### STATED TASK A
List every spoken command that the Quality Content project description gives as an example of what a user can say.

Quality Content
a pennapps spring 2018 submission
Inspiration
Many popular sites, like Reddit, Google Search and Hacker News are essentially a list of links. It's common to click one link, read it for a bit, then go back, click another link, read it, go back, etc.
We thought it would be desirable to avoid this pattern and instead allow a user to "always go forward."
What it does
When you click on a Reddit link, Google search result, or Hacker News post, a list of related links will appear in a small box in the upper-right. The list of related links is chosen by processing the list of links from the search query / subreddit you just came from. The most related links are chosen by using natural language processing. Of course, we exclude the link you recently visited from the list of related links.
In addition, the extension responds to voice commands after hitting Enter. Saying "Google dogs" will google dogs and "Reddit Ask Reddit" will go to the /r/AskReddit subreddit. When our popup menu of links appear, you can say "first post" or "second one" to go to that related link.
How we built it
Using Google's documentation for building Chrome extensions, the API, documentation for the APIs we query, our text editors, and git. Special thanks to Cortical for their NLP API, Google Cloud Platform for Google Search, and Reddit API for their ease of use.

### STATED TASK B
Copy everything in the records from the line containing "y-tick-label--4: -4 [31,365,40,375]" down to the line containing "data-point [516,254,519,257]", with both of those lines included.

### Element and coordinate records
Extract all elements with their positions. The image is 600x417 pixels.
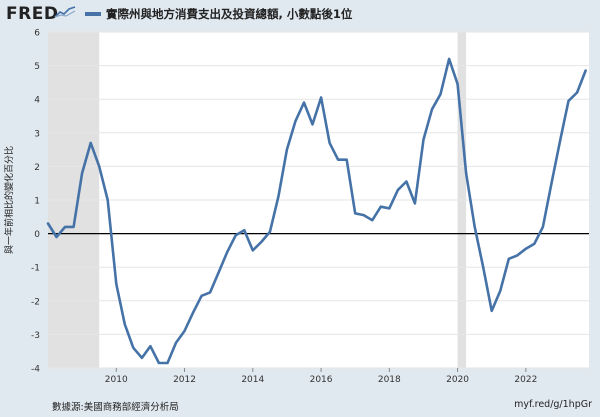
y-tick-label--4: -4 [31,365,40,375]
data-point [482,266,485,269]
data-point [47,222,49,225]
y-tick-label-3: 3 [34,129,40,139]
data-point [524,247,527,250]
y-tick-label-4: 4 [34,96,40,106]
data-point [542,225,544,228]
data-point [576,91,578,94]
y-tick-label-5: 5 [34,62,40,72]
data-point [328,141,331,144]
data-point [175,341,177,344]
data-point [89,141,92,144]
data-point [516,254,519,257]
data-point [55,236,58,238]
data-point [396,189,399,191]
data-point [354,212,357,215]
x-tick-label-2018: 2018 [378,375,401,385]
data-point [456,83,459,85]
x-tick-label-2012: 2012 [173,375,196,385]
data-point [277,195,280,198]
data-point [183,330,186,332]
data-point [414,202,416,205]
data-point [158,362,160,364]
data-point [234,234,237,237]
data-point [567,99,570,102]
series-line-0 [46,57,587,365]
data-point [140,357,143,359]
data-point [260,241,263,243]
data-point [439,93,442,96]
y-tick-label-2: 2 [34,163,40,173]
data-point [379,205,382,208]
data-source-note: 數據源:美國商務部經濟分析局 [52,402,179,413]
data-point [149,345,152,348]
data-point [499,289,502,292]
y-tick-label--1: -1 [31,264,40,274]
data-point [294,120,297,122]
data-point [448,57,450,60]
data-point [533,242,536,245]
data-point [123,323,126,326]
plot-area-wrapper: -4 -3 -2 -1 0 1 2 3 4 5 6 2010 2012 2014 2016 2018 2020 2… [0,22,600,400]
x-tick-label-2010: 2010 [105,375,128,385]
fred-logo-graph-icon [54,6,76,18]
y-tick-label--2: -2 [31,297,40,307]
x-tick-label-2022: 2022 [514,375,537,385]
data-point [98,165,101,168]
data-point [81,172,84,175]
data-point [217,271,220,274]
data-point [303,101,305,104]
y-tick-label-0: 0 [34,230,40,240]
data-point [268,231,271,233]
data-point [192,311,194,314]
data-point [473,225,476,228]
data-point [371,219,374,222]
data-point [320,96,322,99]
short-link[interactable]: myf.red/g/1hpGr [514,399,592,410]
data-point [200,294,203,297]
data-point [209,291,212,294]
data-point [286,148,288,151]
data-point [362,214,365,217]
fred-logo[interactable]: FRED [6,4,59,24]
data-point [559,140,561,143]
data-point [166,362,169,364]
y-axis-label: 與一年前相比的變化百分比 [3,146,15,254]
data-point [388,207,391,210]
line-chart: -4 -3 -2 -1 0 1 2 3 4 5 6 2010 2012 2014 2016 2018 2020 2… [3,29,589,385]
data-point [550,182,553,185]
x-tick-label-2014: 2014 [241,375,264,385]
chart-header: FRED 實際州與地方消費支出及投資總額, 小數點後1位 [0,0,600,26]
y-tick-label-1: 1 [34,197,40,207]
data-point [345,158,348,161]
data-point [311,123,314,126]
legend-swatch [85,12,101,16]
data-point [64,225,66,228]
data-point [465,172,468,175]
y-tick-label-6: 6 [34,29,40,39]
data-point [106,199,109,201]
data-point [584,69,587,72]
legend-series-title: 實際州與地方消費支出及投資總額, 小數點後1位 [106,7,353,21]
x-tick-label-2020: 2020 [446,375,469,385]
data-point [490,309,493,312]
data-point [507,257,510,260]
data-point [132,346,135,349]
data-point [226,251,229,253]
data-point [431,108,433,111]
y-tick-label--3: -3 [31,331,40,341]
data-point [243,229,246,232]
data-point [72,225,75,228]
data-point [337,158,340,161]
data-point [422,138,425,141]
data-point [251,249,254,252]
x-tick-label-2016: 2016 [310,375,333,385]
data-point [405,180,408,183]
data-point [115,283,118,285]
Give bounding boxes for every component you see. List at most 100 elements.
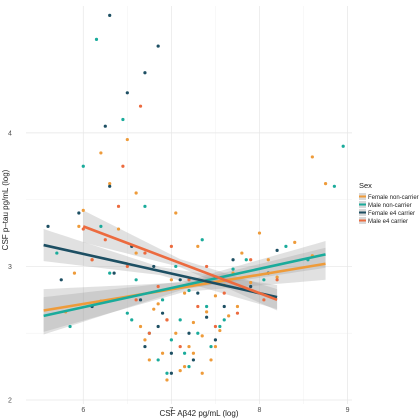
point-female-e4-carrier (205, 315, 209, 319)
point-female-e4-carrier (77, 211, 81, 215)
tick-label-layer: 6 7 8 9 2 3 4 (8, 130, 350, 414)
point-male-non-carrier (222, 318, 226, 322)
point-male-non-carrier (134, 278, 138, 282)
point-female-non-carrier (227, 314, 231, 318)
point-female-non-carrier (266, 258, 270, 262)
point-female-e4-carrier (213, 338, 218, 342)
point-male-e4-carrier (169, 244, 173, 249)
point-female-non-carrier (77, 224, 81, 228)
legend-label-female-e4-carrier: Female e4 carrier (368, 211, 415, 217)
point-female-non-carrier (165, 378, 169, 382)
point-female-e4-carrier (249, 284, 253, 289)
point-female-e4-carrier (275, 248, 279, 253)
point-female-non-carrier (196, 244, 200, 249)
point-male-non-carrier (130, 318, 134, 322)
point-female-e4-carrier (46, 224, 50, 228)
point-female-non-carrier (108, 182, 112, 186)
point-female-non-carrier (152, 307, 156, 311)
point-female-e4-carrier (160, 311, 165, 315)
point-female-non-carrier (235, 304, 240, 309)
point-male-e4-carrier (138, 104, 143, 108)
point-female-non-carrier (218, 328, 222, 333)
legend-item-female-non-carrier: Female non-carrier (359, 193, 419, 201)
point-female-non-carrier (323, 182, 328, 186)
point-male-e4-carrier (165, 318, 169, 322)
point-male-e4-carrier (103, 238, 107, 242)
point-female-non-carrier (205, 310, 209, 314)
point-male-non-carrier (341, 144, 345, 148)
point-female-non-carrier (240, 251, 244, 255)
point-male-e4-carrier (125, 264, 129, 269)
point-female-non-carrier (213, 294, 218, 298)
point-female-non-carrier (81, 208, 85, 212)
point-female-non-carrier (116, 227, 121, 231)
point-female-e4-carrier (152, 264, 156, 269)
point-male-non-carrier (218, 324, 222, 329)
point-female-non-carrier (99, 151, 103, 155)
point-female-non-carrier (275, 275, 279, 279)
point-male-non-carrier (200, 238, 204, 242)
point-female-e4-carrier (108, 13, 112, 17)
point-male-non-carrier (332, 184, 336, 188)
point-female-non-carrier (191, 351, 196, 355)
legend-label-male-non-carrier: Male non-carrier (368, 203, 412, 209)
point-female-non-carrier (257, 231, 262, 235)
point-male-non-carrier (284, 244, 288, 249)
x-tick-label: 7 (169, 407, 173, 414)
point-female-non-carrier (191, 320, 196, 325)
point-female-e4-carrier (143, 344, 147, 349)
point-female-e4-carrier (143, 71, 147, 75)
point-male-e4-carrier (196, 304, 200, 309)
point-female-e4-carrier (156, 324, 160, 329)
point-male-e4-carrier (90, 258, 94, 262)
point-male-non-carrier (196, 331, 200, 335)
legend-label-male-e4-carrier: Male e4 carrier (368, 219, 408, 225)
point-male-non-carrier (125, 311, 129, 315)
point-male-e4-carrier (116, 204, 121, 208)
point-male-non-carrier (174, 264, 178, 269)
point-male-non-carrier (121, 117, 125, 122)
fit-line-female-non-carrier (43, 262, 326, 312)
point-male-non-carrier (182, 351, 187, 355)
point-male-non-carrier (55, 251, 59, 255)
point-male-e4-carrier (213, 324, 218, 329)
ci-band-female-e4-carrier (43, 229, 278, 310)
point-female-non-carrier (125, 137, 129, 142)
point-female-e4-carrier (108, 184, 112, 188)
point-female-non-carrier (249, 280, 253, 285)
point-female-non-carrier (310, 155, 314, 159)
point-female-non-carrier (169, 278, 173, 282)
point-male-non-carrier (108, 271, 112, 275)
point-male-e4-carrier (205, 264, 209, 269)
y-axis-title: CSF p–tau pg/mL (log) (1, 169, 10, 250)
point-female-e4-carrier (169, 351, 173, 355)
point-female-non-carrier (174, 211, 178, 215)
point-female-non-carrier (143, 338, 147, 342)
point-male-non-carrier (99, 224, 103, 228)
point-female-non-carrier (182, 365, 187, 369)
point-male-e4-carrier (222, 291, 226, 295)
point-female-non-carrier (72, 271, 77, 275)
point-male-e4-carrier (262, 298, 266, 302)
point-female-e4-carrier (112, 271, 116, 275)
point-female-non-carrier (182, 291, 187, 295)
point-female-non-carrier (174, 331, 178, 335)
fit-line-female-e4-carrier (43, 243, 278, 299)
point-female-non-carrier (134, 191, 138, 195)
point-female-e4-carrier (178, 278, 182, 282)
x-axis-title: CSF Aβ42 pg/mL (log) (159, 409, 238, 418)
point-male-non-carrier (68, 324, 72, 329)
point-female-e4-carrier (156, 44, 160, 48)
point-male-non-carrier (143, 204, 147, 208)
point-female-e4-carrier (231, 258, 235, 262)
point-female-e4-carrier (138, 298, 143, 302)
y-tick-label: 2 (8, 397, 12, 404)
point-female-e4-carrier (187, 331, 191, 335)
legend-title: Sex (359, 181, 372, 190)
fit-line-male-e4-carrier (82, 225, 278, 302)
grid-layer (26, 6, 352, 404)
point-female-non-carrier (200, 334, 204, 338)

### CORRECT RESPONSE A
"Google dogs"
"Reddit Ask Reddit"
"first post"
"second one"

### CORRECT RESPONSE B
y-tick-label--4: -4 [31,365,40,375]
data-point [482,266,485,269]
data-point [47,222,49,225]
y-tick-label-3: 3 [34,129,40,139]
data-point [524,247,527,250]
y-tick-label-4: 4 [34,96,40,106]
data-point [542,225,544,228]
data-point [576,91,578,94]
y-tick-label-5: 5 [34,62,40,72]
data-point [328,141,331,144]
data-point [175,341,177,344]
data-point [89,141,92,144]
data-point [516,254,519,257]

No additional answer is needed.